Repeat the entire listing exactly.

■ **Recorded information**:
--- --- ---

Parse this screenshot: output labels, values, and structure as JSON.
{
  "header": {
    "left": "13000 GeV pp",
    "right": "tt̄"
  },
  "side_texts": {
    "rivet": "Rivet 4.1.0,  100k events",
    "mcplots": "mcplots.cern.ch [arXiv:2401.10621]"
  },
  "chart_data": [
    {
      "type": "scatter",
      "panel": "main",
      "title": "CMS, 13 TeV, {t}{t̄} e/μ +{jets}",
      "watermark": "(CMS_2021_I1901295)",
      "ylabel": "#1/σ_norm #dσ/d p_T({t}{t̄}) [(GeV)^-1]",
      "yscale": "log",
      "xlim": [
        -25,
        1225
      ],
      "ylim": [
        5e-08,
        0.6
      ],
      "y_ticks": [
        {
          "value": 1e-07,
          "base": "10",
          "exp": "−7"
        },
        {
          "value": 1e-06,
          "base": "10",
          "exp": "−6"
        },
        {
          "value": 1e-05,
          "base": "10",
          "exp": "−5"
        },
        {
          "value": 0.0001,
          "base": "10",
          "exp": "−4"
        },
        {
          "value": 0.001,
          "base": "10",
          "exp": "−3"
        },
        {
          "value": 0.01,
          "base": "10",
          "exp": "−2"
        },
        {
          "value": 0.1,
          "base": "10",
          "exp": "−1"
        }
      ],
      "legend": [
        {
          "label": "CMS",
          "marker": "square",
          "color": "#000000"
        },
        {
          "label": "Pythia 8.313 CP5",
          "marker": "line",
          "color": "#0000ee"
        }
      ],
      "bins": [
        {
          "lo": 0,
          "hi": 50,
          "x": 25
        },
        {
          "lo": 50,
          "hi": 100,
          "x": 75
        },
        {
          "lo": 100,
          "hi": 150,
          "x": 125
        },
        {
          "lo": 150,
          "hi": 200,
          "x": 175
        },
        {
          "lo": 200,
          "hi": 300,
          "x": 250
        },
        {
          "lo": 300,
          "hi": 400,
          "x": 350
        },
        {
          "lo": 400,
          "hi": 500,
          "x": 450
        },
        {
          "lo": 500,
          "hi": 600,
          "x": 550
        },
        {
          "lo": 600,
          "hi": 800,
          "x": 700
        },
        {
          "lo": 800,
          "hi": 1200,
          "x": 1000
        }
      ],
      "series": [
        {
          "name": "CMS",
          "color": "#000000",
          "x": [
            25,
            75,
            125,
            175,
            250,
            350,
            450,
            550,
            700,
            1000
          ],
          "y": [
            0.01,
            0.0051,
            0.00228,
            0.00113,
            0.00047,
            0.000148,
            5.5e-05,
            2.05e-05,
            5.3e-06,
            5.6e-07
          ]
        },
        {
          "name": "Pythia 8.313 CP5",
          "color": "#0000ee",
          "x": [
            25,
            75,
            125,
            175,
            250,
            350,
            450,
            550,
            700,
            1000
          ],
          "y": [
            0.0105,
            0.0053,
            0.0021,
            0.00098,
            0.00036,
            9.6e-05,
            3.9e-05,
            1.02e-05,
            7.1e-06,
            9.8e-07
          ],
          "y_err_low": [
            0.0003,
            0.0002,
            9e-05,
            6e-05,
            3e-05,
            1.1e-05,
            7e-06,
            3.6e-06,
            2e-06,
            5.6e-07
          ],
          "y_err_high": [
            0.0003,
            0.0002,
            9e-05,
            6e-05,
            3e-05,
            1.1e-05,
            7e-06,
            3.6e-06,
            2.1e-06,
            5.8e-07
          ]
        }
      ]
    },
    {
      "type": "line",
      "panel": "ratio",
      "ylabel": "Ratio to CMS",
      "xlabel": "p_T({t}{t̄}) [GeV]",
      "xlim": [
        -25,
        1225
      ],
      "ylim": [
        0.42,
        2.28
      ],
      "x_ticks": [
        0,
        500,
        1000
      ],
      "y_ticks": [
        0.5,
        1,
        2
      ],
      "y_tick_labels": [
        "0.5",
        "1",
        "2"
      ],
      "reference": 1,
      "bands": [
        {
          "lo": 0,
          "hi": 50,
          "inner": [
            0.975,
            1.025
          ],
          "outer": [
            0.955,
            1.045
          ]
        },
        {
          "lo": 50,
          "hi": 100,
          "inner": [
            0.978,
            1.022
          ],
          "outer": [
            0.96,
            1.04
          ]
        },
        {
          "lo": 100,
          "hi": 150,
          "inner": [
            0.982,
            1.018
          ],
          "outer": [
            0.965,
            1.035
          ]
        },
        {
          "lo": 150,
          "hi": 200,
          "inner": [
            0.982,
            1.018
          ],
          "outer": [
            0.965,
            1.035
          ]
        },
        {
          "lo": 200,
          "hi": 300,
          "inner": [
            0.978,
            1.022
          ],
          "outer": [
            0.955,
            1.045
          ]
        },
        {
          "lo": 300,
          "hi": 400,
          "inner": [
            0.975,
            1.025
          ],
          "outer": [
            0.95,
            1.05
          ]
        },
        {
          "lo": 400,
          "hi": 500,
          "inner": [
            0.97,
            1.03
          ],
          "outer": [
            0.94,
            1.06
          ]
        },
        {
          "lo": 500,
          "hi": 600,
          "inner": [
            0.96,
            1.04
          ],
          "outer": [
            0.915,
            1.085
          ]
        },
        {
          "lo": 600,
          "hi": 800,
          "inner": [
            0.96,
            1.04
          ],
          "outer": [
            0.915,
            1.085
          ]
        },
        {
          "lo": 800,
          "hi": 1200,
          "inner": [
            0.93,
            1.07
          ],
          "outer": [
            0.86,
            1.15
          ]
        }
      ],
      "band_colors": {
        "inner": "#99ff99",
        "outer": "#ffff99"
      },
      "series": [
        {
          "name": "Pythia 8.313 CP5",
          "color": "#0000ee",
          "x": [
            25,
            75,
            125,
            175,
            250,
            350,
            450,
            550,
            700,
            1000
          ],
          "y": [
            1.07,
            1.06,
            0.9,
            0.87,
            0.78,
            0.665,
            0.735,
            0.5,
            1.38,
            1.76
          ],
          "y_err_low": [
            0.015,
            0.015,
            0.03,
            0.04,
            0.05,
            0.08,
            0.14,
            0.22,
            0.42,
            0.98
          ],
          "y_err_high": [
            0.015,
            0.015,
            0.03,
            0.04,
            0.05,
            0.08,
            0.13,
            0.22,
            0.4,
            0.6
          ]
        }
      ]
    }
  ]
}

--- --- ---

■ **Result of the task**:
Parse this screenshot: output labels, values, and structure as JSON.
{
  "header": {
    "left": "13000 GeV pp",
    "right": "tt̄"
  },
  "side_texts": {
    "rivet": "Rivet 4.1.0,  100k events",
    "mcplots": "mcplots.cern.ch [arXiv:2401.10621]"
  },
  "chart_data": [
    {
      "type": "scatter",
      "panel": "main",
      "title": "CMS, 13 TeV, {t}{t̄} e/μ +{jets}",
      "watermark": "(CMS_2021_I1901295)",
      "ylabel": "#1/σ_norm #dσ/d p_T({t}{t̄}) [(GeV)^-1]",
      "yscale": "log",
      "xlim": [
        -25,
        1225
      ],
      "ylim": [
        5e-08,
        0.6
      ],
      "y_ticks": [
        {
          "value": 1e-07,
          "base": "10",
          "exp": "−7"
        },
        {
          "value": 1e-06,
          "base": "10",
          "exp": "−6"
        },
        {
          "value": 1e-05,
          "base": "10",
          "exp": "−5"
        },
        {
          "value": 0.0001,
          "base": "10",
          "exp": "−4"
        },
        {
          "value": 0.001,
          "base": "10",
          "exp": "−3"
        },
        {
          "value": 0.01,
          "base": "10",
          "exp": "−2"
        },
        {
          "value": 0.1,
          "base": "10",
          "exp": "−1"
        }
      ],
      "legend": [
        {
          "label": "CMS",
          "marker": "square",
          "color": "#000000"
        },
        {
          "label": "Pythia 8.313 CP5",
          "marker": "line",
          "color": "#0000ee"
        }
      ],
      "bins": [
        {
          "lo": 0,
          "hi": 50,
          "x": 25
        },
        {
          "lo": 50,
          "hi": 100,
          "x": 75
        },
        {
          "lo": 100,
          "hi": 150,
          "x": 125
        },
        {
          "lo": 150,
          "hi": 200,
          "x": 175
        },
        {
          "lo": 200,
          "hi": 300,
          "x": 250
        },
        {
          "lo": 300,
          "hi": 400,
          "x": 350
        },
        {
          "lo": 400,
          "hi": 500,
          "x": 450
        },
        {
          "lo": 500,
          "hi": 600,
          "x": 550
        },
        {
          "lo": 600,
          "hi": 800,
          "x": 700
        },
        {
          "lo": 800,
          "hi": 1200,
          "x": 1000
        }
      ],
      "series": [
        {
          "name": "CMS",
          "color": "#000000",
          "x": [
            25,
            75,
            125,
            175,
            250,
            350,
            450,
            550,
            700,
            1000
          ],
          "y": [
            0.01,
            0.0051,
            0.00228,
            0.00113,
            0.00047,
            0.000148,
            5.5e-05,
            2.05e-05,
            5.3e-06,
            5.6e-07
          ]
        },
        {
          "name": "Pythia 8.313 CP5",
          "color": "#0000ee",
          "x": [
            25,
            75,
            125,
            175,
            250,
            350,
            450,
            550,
            700,
            1000
          ],
          "y": [
            0.0105,
            0.0053,
            0.0021,
            0.00098,
            0.00036,
            9.6e-05,
            3.9e-05,
            1.02e-05,
            7.1e-06,
            9.8e-07
          ],
          "y_err_low": [
            0.0003,
            0.0002,
            9e-05,
            6e-05,
            3e-05,
            1.1e-05,
            7e-06,
            3.6e-06,
            2e-06,
            5.6e-07
          ],
          "y_err_high": [
            0.0003,
            0.0002,
            9e-05,
            6e-05,
            3e-05,
            1.1e-05,
            7e-06,
            3.6e-06,
            2.1e-06,
            5.8e-07
          ]
        }
      ]
    },
    {
      "type": "line",
      "panel": "ratio",
      "ylabel": "Ratio to CMS",
      "xlabel": "p_T({t}{t̄}) [GeV]",
      "xlim": [
        -25,
        1225
      ],
      "ylim": [
        0.42,
        2.28
      ],
      "x_ticks": [
        0,
        500,
        1000
      ],
      "y_ticks": [
        0.5,
        1,
        2
      ],
      "y_tick_labels": [
        "0.5",
        "1",
        "2"
      ],
      "reference": 1,
      "bands": [
        {
          "lo": 0,
          "hi": 50,
          "inner": [
            0.975,
            1.025
          ],
          "outer": [
            0.955,
            1.045
          ]
        },
        {
          "lo": 50,
          "hi": 100,
          "inner": [
            0.978,
            1.022
          ],
          "outer": [
            0.96,
            1.04
          ]
        },
        {
          "lo": 100,
          "hi": 150,
          "inner": [
            0.982,
            1.018
          ],
          "outer": [
            0.965,
            1.035
          ]
        },
        {
          "lo": 150,
          "hi": 200,
          "inner": [
            0.982,
            1.018
          ],
          "outer": [
            0.965,
            1.035
          ]
        },
        {
          "lo": 200,
          "hi": 300,
          "inner": [
            0.978,
            1.022
          ],
          "outer": [
            0.955,
            1.045
          ]
        },
        {
          "lo": 300,
          "hi": 400,
          "inner": [
            0.975,
            1.025
          ],
          "outer": [
            0.95,
            1.05
          ]
        },
        {
          "lo": 400,
          "hi": 500,
          "inner": [
            0.97,
            1.03
          ],
          "outer": [
            0.94,
            1.06
          ]
        },
        {
          "lo": 500,
          "hi": 600,
          "inner": [
            0.96,
            1.04
          ],
          "outer": [
            0.915,
            1.085
          ]
        },
        {
          "lo": 600,
          "hi": 800,
          "inner": [
            0.96,
            1.04
          ],
          "outer": [
            0.915,
            1.085
          ]
        },
        {
          "lo": 800,
          "hi": 1200,
          "inner": [
            0.93,
            1.07
          ],
          "outer": [
            0.86,
            1.15
          ]
        }
      ],
      "band_colors": {
        "inner": "#99ff99",
        "outer": "#ffff99"
      },
      "series": [
        {
          "name": "Pythia 8.313 CP5",
          "color": "#0000ee",
          "x": [
            25,
            75,
            125,
            175,
            250,
            350,
            450,
            550,
            700,
            1000
          ],
          "y": [
            1.07,
            1.06,
            0.9,
            0.87,
            0.78,
            0.665,
            0.735,
            0.5,
            1.38,
            1.76
          ],
          "y_err_low": [
            0.015,
            0.015,
            0.03,
            0.04,
            0.05,
            0.08,
            0.14,
            0.22,
            0.42,
            0.98
          ],
          "y_err_high": [
            0.015,
            0.015,
            0.03,
            0.04,
            0.05,
            0.08,
            0.13,
            0.22,
            0.4,
            0.6
          ]
        }
      ]
    }
  ]
}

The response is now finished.